## READING TEXT
The Flying Frenzy is a miracle toy Delilah! I'm sure Sushi will love it! there is also a Flying Frenzy Da bird Kitty Kopter which I have just ordered from Purrs in our hearts which is similar to the wand toy but has a small soft ball at the end you can throw it and it twirls I thought it would be great for in between our interactive playtimes as the cat can play on her own with it! Have you thought about trying the Zylkene! it really does seem to help calm them! the combination of correct times for play and the Zylkene has worked wonders over the last few weeks for me and Liddy!






Liddy's eyes say it all! :thumbup: She always goes straight to her food bowl after a game so it's a good idea if you offer Sushi some food or a high protein snack after playtime!

Here's the kitty kopter!


----------



## korrok (Sep 4, 2013)

With the lazer pen what I always heard to do (whether for right or wrong - but can't imagine it's at all going to be a negative) is to ensure they get a treat after the game is over, so there's a physical reward at the end. That treat can either be a foody treat or a toy that they only get for a while afterwards, if they're not food motivated. 

Not that mine play with the lazer pen. They just stare at me like "WE KNOW WHAT YOU'RE DOING!" and refuse to go after it. :scared:


----------



## Soozi (Jun 28, 2013)

korrok said:


> With the lazer pen what I always heard to do (whether for right or wrong - but can't imagine it's at all going to be a negative) is to ensure they get a treat after the game is over, so there's a physical reward at the end. That treat can either be a foody treat or a toy that they only get for a while afterwards, if they're not food motivated.
> 
> Not that mine play with the lazer pen. They just stare at me like "WE KNOW WHAT YOU'RE DOING!" and refuse to go after it. :scared:


I think the laser pen is a "Marmite" thing! LOL!!! my cat just stared at it but it was not enough to get her jumping and running! having said that my last cat loved it! she also loved playing with shadows and would try and bite the wall or floor where ever the shadow moved!


----------



## OrientalSlave (Jan 26, 2012)

I didn't realise he is an only cat. My Orientals play with each other a lot, they sleep, eat and come for cuddles. That plus my medium-size escape-proof back garden seems to keep them happy.

However Burmese can be problem cats with other cats. Not always are, but you don't know if he will be and it probably depends on the other cat / kitten as well. Specifically they are often very territorial so another cat / kitten coming into the house can provoke lots of unwanted behaviour - scratching, spraying urine and being aggressive to the new cat / kitten.

[Saved entries]
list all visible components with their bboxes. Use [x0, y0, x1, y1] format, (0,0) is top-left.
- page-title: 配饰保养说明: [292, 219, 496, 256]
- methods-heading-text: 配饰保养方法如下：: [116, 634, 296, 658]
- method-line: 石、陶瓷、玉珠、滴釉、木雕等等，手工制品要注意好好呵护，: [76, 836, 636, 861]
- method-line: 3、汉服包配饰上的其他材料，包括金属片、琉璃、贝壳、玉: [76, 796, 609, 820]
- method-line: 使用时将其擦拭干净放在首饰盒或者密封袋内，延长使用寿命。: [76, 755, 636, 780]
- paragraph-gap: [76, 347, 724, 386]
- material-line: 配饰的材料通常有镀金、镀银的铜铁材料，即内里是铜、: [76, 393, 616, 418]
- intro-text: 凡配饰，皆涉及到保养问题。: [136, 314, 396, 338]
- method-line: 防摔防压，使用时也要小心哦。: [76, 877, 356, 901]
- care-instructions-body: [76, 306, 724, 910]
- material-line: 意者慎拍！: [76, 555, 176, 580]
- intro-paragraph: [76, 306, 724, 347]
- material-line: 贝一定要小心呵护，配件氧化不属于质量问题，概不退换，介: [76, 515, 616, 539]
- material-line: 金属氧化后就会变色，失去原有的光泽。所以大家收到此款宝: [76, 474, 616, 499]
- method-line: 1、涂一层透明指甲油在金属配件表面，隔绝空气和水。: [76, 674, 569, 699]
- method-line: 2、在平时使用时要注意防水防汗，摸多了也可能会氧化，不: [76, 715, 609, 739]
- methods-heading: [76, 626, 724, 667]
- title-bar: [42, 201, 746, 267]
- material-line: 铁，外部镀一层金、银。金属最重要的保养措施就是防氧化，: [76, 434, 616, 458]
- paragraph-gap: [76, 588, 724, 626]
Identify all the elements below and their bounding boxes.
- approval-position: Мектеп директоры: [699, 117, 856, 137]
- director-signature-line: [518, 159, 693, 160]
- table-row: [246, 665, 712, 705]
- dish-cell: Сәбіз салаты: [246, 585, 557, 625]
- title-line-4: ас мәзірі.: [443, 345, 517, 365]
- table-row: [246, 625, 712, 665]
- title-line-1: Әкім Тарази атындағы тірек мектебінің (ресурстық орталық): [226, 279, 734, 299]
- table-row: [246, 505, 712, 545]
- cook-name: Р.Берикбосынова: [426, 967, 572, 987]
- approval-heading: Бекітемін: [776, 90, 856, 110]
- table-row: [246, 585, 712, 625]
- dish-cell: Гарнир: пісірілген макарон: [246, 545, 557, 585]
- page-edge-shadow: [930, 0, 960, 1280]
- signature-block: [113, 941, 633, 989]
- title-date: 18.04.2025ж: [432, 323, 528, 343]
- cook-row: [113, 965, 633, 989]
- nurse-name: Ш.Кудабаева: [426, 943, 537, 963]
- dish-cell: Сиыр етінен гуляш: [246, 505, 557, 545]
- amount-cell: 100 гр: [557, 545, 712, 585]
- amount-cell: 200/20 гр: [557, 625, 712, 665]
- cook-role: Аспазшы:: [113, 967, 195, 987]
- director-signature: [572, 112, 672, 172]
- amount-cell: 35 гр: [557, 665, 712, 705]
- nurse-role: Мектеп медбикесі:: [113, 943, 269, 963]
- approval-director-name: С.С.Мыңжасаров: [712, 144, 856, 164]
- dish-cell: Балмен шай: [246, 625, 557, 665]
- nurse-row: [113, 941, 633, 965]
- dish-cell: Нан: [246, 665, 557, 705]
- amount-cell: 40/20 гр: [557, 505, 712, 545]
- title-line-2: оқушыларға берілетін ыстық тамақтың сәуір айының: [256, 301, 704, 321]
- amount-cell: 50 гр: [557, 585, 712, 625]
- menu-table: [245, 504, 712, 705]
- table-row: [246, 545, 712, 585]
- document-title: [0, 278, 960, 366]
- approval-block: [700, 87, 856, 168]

## ACTIVITY
Copy the stretch of the cat play thread from "## korrok (Sep" through "(Jun 28, 2013)", substituting "laser pointer" for "lazer pen" each time it occurs.

## RESULT FOR THIS EXERCISE
## korrok (Sep 4, 2013)

With the laser pointer what I always heard to do (whether for right or wrong - but can't imagine it's at all going to be a negative) is to ensure they get a treat after the game is over, so there's a physical reward at the end. That treat can either be a foody treat or a toy that they only get for a while afterwards, if they're not food motivated. 

Not that mine play with the laser pointer. They just stare at me like "WE KNOW WHAT YOU'RE DOING!" and refuse to go after it. :scared:


----------



## Soozi (Jun 28, 2013)